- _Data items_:
++++++++

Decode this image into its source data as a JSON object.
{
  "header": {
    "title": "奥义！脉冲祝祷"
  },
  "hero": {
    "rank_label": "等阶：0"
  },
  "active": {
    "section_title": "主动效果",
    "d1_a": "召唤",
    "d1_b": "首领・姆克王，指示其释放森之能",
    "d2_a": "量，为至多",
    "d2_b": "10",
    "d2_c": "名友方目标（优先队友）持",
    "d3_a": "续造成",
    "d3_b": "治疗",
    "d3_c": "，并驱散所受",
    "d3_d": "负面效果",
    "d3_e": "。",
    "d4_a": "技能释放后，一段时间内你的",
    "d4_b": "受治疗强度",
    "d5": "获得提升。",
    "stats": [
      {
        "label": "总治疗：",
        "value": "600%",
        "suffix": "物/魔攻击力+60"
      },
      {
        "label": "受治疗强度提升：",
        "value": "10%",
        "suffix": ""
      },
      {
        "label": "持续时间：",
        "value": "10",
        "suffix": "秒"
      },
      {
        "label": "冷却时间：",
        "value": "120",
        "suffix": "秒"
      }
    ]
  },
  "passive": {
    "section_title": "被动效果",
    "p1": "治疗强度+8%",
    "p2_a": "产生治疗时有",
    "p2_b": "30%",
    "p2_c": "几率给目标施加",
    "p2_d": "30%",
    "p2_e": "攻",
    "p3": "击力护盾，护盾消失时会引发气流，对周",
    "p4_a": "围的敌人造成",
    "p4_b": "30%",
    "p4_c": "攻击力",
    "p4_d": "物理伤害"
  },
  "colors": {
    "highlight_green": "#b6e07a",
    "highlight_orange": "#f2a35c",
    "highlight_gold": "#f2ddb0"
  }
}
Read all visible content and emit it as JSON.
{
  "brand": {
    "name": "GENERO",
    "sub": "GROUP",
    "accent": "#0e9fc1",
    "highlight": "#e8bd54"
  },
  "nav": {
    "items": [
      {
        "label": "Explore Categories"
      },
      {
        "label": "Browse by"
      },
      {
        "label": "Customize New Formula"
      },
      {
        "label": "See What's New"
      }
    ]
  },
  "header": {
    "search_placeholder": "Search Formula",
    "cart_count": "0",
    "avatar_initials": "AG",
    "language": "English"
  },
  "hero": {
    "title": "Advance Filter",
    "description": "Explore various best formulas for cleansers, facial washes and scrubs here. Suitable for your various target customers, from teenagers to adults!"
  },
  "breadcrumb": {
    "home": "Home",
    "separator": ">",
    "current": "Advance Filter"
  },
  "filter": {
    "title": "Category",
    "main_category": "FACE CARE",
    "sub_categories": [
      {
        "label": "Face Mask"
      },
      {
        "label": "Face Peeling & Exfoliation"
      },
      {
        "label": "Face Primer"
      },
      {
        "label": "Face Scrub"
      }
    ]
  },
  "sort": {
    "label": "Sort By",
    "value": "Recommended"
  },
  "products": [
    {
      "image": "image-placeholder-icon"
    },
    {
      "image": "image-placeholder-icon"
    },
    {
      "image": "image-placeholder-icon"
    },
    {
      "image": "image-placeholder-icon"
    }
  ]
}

++++++++

- _Aim_:
Output each record exactly, leaving nothing out.

- _Result for this exercise_:
Decode this image into its source data as a JSON object.
{
  "header": {
    "title": "奥义！脉冲祝祷"
  },
  "hero": {
    "rank_label": "等阶：0"
  },
  "active": {
    "section_title": "主动效果",
    "d1_a": "召唤",
    "d1_b": "首领・姆克王，指示其释放森之能",
    "d2_a": "量，为至多",
    "d2_b": "10",
    "d2_c": "名友方目标（优先队友）持",
    "d3_a": "续造成",
    "d3_b": "治疗",
    "d3_c": "，并驱散所受",
    "d3_d": "负面效果",
    "d3_e": "。",
    "d4_a": "技能释放后，一段时间内你的",
    "d4_b": "受治疗强度",
    "d5": "获得提升。",
    "stats": [
      {
        "label": "总治疗：",
        "value": "600%",
        "suffix": "物/魔攻击力+60"
      },
      {
        "label": "受治疗强度提升：",
        "value": "10%",
        "suffix": ""
      },
      {
        "label": "持续时间：",
        "value": "10",
        "suffix": "秒"
      },
      {
        "label": "冷却时间：",
        "value": "120",
        "suffix": "秒"
      }
    ]
  },
  "passive": {
    "section_title": "被动效果",
    "p1": "治疗强度+8%",
    "p2_a": "产生治疗时有",
    "p2_b": "30%",
    "p2_c": "几率给目标施加",
    "p2_d": "30%",
    "p2_e": "攻",
    "p3": "击力护盾，护盾消失时会引发气流，对周",
    "p4_a": "围的敌人造成",
    "p4_b": "30%",
    "p4_c": "攻击力",
    "p4_d": "物理伤害"
  },
  "colors": {
    "highlight_green": "#b6e07a",
    "highlight_orange": "#f2a35c",
    "highlight_gold": "#f2ddb0"
  }
}
Read all visible content and emit it as JSON.
{
  "brand": {
    "name": "GENERO",
    "sub": "GROUP",
    "accent": "#0e9fc1",
    "highlight": "#e8bd54"
  },
  "nav": {
    "items": [
      {
        "label": "Explore Categories"
      },
      {
        "label": "Browse by"
      },
      {
        "label": "Customize New Formula"
      },
      {
        "label": "See What's New"
      }
    ]
  },
  "header": {
    "search_placeholder": "Search Formula",
    "cart_count": "0",
    "avatar_initials": "AG",
    "language": "English"
  },
  "hero": {
    "title": "Advance Filter",
    "description": "Explore various best formulas for cleansers, facial washes and scrubs here. Suitable for your various target customers, from teenagers to adults!"
  },
  "breadcrumb": {
    "home": "Home",
    "separator": ">",
    "current": "Advance Filter"
  },
  "filter": {
    "title": "Category",
    "main_category": "FACE CARE",
    "sub_categories": [
      {
        "label": "Face Mask"
      },
      {
        "label": "Face Peeling & Exfoliation"
      },
      {
        "label": "Face Primer"
      },
      {
        "label": "Face Scrub"
      }
    ]
  },
  "sort": {
    "label": "Sort By",
    "value": "Recommended"
  },
  "products": [
    {
      "image": "image-placeholder-icon"
    },
    {
      "image": "image-placeholder-icon"
    },
    {
      "image": "image-placeholder-icon"
    },
    {
      "image": "image-placeholder-icon"
    }
  ]
}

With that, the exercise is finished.